Stored data =>
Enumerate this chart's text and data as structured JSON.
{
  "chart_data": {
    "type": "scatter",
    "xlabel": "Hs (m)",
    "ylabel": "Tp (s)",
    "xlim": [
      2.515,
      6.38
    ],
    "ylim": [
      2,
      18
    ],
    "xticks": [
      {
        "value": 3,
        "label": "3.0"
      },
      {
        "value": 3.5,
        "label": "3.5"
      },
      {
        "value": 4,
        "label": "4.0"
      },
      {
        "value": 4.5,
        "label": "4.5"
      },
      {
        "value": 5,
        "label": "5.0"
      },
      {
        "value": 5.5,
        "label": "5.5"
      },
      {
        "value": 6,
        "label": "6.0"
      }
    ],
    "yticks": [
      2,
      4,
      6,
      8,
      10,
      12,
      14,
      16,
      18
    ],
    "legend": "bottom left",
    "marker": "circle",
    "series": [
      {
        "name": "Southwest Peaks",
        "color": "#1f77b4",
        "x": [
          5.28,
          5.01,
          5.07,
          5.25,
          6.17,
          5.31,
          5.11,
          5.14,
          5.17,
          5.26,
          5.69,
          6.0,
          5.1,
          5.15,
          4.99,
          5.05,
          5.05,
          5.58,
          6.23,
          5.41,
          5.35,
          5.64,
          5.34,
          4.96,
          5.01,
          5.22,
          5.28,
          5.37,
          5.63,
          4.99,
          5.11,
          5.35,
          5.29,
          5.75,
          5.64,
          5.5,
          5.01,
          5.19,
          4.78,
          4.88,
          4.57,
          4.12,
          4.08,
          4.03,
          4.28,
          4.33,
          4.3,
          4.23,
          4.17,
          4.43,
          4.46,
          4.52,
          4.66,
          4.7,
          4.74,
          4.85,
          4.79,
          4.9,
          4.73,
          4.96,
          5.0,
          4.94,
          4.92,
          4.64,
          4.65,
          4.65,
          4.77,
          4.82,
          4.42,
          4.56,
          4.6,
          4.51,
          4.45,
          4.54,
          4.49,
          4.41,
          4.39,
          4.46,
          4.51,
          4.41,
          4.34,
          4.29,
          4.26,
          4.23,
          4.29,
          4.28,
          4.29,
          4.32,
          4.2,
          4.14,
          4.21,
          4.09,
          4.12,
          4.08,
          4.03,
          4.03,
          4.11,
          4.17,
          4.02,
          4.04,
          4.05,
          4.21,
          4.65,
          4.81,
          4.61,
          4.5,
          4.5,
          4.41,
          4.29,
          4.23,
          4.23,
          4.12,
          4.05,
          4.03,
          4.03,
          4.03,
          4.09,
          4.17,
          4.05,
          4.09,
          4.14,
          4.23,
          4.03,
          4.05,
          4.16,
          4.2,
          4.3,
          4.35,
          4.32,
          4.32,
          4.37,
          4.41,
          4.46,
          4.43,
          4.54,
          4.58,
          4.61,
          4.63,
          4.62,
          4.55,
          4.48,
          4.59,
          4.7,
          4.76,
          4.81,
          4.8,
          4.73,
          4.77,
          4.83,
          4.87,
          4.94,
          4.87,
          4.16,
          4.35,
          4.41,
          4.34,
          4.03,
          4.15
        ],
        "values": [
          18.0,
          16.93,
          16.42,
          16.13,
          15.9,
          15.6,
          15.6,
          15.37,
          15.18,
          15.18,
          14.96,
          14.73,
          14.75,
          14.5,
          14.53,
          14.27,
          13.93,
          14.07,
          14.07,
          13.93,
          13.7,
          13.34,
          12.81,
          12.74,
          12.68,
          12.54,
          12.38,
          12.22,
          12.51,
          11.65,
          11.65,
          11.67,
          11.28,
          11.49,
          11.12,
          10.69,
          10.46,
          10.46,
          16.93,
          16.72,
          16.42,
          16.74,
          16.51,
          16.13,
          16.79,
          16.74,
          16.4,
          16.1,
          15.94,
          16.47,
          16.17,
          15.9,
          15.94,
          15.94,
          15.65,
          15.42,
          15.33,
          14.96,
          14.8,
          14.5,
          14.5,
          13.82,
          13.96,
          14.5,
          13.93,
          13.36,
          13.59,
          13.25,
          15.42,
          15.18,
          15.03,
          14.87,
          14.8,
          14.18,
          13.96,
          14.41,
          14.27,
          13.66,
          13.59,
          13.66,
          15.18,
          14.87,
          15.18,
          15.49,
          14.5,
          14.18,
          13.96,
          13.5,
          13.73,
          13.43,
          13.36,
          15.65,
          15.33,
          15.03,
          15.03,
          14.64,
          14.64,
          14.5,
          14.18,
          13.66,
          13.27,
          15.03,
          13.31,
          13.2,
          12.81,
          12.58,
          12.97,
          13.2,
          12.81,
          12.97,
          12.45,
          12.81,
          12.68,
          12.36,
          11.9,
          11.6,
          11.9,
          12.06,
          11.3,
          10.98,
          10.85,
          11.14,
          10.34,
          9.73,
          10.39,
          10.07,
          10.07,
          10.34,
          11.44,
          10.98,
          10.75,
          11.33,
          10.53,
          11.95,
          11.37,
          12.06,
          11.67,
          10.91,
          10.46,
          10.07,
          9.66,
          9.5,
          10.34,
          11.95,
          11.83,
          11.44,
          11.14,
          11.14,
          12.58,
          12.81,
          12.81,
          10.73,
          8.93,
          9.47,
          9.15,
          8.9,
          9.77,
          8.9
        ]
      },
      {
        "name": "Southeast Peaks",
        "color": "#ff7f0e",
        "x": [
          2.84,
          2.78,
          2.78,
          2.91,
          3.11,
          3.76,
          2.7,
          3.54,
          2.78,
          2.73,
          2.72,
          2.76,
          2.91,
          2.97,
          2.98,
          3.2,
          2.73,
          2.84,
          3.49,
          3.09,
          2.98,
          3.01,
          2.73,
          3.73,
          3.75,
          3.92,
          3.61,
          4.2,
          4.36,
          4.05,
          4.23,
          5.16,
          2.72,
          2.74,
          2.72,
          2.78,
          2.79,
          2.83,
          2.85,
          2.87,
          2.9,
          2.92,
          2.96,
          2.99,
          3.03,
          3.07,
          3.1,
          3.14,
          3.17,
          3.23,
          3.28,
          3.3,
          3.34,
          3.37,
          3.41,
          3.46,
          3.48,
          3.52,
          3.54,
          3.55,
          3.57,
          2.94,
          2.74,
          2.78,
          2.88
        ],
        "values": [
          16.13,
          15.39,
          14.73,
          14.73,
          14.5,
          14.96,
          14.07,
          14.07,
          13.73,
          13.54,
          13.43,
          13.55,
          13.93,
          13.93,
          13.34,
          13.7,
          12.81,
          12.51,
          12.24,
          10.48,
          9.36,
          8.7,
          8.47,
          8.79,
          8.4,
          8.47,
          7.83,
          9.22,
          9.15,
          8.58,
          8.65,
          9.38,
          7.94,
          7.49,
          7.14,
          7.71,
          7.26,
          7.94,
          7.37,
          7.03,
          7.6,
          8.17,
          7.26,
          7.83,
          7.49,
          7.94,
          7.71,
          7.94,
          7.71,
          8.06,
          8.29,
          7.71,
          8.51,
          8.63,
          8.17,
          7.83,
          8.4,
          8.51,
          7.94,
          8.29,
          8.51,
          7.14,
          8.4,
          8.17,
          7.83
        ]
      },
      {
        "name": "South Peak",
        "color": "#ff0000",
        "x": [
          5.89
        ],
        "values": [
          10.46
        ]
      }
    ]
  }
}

Written exercise => Copy each line of the data that contains the word "name".

Finished task =>
        "name": "Southwest Peaks",
        "name": "Southeast Peaks",
        "name": "South Peak",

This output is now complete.